◆ DATASET RECORDS ◆
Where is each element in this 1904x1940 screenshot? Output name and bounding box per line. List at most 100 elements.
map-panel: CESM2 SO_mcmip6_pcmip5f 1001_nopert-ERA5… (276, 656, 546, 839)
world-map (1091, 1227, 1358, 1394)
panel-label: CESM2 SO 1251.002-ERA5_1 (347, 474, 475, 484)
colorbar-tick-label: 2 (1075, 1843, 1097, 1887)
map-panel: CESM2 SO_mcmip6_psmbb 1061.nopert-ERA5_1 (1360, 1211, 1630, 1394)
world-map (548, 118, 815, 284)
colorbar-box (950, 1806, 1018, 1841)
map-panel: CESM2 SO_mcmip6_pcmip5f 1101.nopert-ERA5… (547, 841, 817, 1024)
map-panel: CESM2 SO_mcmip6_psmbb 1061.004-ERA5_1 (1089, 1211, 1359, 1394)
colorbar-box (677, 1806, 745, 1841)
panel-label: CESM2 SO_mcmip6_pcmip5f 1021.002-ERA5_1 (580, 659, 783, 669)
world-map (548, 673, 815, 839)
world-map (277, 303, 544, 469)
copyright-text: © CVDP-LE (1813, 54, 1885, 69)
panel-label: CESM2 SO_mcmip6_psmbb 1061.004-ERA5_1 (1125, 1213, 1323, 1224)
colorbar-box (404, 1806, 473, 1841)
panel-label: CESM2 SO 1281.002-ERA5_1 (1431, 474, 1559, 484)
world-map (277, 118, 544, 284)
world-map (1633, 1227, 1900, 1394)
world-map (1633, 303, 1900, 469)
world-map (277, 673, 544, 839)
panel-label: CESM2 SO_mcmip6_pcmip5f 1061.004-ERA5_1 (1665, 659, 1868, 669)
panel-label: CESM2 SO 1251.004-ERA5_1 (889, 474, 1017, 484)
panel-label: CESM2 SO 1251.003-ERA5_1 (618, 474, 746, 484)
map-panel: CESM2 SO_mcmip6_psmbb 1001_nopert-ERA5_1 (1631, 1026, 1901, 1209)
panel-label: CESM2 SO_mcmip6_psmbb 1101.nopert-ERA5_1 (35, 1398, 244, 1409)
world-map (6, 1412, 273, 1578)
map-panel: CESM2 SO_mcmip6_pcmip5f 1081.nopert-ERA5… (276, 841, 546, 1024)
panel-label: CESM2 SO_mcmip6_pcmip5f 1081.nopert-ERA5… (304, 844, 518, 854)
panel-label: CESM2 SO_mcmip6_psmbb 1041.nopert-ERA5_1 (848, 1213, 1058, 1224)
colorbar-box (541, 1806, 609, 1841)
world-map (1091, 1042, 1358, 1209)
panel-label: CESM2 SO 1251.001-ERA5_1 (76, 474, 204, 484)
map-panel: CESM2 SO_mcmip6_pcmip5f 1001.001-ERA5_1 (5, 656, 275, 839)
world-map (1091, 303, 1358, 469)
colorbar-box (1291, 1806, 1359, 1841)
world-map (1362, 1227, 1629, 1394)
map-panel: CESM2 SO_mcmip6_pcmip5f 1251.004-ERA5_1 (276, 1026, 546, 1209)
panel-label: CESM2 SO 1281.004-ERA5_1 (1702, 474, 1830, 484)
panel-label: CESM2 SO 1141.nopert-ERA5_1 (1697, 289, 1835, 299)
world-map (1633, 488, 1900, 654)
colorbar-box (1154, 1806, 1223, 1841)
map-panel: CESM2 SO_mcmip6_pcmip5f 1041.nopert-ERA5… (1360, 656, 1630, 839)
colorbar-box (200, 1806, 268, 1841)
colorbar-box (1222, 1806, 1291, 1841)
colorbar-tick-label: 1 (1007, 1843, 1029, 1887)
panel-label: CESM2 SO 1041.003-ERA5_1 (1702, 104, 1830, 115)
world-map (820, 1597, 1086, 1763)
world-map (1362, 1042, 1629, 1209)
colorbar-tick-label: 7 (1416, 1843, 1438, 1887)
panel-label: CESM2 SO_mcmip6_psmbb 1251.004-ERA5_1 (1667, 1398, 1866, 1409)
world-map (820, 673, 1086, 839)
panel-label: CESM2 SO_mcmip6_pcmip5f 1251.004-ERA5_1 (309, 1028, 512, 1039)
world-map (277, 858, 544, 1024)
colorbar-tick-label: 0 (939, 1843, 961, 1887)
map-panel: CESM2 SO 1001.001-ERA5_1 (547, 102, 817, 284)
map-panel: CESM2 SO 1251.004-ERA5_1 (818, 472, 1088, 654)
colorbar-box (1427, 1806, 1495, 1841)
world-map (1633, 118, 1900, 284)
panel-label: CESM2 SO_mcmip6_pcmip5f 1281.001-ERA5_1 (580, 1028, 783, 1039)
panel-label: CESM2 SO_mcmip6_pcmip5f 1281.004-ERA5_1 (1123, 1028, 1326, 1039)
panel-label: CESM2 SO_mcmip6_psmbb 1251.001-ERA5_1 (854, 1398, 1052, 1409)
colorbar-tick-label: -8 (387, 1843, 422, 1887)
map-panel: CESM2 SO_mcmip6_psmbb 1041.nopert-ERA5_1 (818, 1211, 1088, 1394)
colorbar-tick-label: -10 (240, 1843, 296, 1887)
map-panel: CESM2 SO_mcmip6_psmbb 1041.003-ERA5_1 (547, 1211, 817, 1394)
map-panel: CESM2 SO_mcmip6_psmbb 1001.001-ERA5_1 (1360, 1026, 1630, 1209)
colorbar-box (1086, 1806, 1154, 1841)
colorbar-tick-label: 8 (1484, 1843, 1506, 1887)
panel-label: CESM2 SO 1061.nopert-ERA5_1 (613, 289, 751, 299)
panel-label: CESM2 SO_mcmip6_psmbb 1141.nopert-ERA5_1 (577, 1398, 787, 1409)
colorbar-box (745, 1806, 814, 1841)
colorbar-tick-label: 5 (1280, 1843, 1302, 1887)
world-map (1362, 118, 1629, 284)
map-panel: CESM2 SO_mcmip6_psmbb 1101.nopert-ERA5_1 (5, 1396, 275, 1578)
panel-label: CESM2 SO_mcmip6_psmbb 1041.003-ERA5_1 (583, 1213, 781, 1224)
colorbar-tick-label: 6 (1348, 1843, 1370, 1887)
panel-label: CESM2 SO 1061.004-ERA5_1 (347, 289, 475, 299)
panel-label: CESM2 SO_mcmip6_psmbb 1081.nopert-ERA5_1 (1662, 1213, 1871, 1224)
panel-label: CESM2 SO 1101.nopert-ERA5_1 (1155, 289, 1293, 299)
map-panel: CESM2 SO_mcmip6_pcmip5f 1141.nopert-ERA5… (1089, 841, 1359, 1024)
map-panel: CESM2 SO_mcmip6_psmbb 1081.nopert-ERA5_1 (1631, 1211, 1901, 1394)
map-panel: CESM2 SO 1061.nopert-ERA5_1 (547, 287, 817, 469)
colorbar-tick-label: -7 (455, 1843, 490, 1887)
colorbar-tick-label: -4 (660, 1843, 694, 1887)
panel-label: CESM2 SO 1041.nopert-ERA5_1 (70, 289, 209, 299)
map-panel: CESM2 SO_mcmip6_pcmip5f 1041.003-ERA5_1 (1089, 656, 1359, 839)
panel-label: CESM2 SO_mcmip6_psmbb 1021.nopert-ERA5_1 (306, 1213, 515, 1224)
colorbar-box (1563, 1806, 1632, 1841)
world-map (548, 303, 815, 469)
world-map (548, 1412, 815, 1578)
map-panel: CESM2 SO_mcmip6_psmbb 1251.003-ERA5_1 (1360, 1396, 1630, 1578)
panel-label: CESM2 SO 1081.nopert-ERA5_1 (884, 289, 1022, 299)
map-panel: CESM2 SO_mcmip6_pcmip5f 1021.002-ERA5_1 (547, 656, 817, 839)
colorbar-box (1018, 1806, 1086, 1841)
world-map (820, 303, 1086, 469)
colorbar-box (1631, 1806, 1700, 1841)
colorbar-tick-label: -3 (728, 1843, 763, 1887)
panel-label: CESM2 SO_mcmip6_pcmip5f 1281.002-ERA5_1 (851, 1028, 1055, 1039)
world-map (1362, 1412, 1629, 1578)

◆ YOUR OBJECTIVE ◆
Can you turn everything from the start of the entries down to the line containing "colorbar-box (950, 1806, 1018, 1841)", both ends included, into a Markdown table with the columns Row and Entry Line, numbering each row and leaving out blank lines?

◆ THE COMPLETED TASK ◆
| Row | Entry Line |
|---|---|
| 1 | Where is each element in this 1904x1940 screenshot? Output name and bounding box per line. List at most 100 elements. |
| 2 | map-panel: CESM2 SO_mcmip6_pcmip5f 1001_nopert-ERA5… (276, 656, 546, 839) |
| 3 | world-map (1091, 1227, 1358, 1394) |
| 4 | panel-label: CESM2 SO 1251.002-ERA5_1 (347, 474, 475, 484) |
| 5 | colorbar-tick-label: 2 (1075, 1843, 1097, 1887) |
| 6 | map-panel: CESM2 SO_mcmip6_psmbb 1061.nopert-ERA5_1 (1360, 1211, 1630, 1394) |
| 7 | world-map (548, 118, 815, 284) |
| 8 | colorbar-box (950, 1806, 1018, 1841) |